• [REQUEST]: Below are some records; reproduce every one of them exactly.

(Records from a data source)

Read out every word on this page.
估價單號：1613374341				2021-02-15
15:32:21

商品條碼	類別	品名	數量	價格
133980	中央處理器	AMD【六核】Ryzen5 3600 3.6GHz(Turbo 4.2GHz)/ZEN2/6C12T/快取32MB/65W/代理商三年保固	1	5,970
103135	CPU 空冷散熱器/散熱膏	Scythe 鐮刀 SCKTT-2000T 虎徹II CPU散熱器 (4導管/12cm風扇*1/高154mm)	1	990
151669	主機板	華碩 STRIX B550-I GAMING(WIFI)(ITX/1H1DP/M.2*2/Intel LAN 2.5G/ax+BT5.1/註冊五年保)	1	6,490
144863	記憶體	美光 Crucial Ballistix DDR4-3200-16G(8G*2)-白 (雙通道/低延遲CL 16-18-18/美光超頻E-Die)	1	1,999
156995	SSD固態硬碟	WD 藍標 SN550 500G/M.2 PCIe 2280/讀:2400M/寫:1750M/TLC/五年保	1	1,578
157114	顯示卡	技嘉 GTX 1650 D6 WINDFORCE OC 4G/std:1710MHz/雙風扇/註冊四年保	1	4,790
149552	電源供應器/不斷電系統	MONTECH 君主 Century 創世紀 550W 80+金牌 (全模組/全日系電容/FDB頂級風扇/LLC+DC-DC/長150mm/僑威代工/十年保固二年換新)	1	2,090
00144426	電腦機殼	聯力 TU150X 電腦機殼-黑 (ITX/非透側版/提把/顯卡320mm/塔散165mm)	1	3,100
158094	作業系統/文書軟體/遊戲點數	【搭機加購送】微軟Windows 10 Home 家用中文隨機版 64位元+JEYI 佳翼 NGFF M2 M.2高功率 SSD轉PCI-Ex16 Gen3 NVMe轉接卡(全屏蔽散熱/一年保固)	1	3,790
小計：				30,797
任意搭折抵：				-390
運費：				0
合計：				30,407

• [WRITTEN SOLUTION]:
Read out every word on this page.
估價單號：1613374341				2021-02-15
15:32:21

商品條碼	類別	品名	數量	價格
133980	中央處理器	AMD【六核】Ryzen5 3600 3.6GHz(Turbo 4.2GHz)/ZEN2/6C12T/快取32MB/65W/代理商三年保固	1	5,970
103135	CPU 空冷散熱器/散熱膏	Scythe 鐮刀 SCKTT-2000T 虎徹II CPU散熱器 (4導管/12cm風扇*1/高154mm)	1	990
151669	主機板	華碩 STRIX B550-I GAMING(WIFI)(ITX/1H1DP/M.2*2/Intel LAN 2.5G/ax+BT5.1/註冊五年保)	1	6,490
144863	記憶體	美光 Crucial Ballistix DDR4-3200-16G(8G*2)-白 (雙通道/低延遲CL 16-18-18/美光超頻E-Die)	1	1,999
156995	SSD固態硬碟	WD 藍標 SN550 500G/M.2 PCIe 2280/讀:2400M/寫:1750M/TLC/五年保	1	1,578
157114	顯示卡	技嘉 GTX 1650 D6 WINDFORCE OC 4G/std:1710MHz/雙風扇/註冊四年保	1	4,790
149552	電源供應器/不斷電系統	MONTECH 君主 Century 創世紀 550W 80+金牌 (全模組/全日系電容/FDB頂級風扇/LLC+DC-DC/長150mm/僑威代工/十年保固二年換新)	1	2,090
00144426	電腦機殼	聯力 TU150X 電腦機殼-黑 (ITX/非透側版/提把/顯卡320mm/塔散165mm)	1	3,100
158094	作業系統/文書軟體/遊戲點數	【搭機加購送】微軟Windows 10 Home 家用中文隨機版 64位元+JEYI 佳翼 NGFF M2 M.2高功率 SSD轉PCI-Ex16 Gen3 NVMe轉接卡(全屏蔽散熱/一年保固)	1	3,790
小計：				30,797
任意搭折抵：				-390
運費：				0
合計：				30,407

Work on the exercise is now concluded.